(Data entries for graphics)
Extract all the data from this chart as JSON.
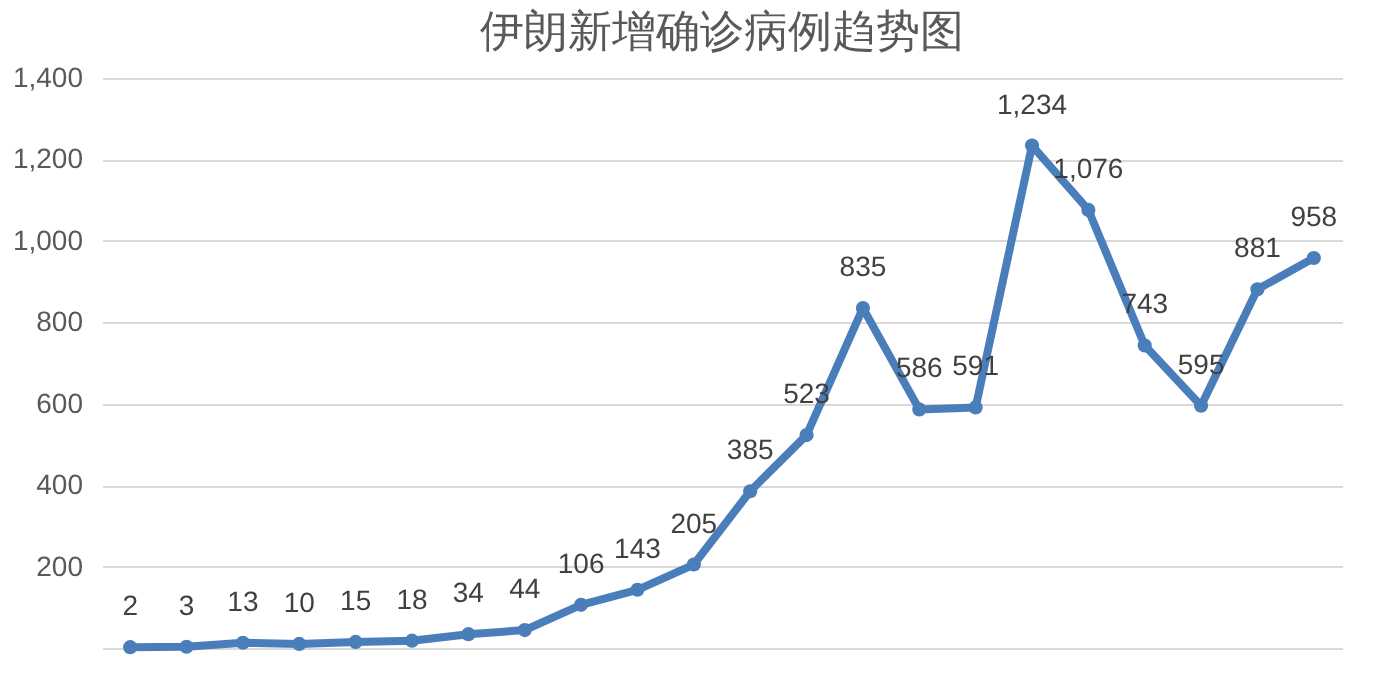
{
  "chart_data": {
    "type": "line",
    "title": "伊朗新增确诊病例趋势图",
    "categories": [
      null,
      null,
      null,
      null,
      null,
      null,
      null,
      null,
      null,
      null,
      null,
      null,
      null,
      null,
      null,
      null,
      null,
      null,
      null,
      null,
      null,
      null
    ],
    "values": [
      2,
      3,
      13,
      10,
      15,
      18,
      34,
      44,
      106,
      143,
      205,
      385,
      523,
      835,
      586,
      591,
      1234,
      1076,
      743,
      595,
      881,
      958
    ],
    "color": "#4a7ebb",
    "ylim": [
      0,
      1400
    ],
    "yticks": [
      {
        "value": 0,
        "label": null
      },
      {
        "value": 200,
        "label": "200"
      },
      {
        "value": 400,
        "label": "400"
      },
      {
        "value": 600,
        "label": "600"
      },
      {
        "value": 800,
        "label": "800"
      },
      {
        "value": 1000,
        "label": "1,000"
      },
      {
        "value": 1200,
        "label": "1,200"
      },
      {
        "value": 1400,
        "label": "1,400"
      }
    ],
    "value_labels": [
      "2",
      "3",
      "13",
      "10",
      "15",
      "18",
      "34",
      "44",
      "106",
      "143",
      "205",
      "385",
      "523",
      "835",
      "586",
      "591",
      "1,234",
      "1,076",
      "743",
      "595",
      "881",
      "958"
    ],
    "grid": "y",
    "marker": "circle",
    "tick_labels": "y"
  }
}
...
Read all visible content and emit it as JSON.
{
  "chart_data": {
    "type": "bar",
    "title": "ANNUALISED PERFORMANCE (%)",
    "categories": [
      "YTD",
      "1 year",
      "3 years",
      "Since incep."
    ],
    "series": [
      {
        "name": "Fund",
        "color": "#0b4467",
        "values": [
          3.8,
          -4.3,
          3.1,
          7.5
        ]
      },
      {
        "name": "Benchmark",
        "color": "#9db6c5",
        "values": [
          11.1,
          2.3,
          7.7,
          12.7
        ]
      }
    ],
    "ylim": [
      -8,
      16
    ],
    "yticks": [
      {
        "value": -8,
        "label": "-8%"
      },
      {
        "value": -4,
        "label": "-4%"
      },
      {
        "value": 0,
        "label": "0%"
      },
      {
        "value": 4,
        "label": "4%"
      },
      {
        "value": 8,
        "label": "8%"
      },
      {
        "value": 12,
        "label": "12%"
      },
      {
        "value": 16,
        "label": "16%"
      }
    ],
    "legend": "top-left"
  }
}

▶ **WHAT THE TASK ASKS**:
Identify the lines of the entries containing the string "color". Copy each such line.

▶ **COMPLETED EXERCISE**:
    "color": "#4a7ebb",
        "color": "#0b4467",
        "color": "#9db6c5",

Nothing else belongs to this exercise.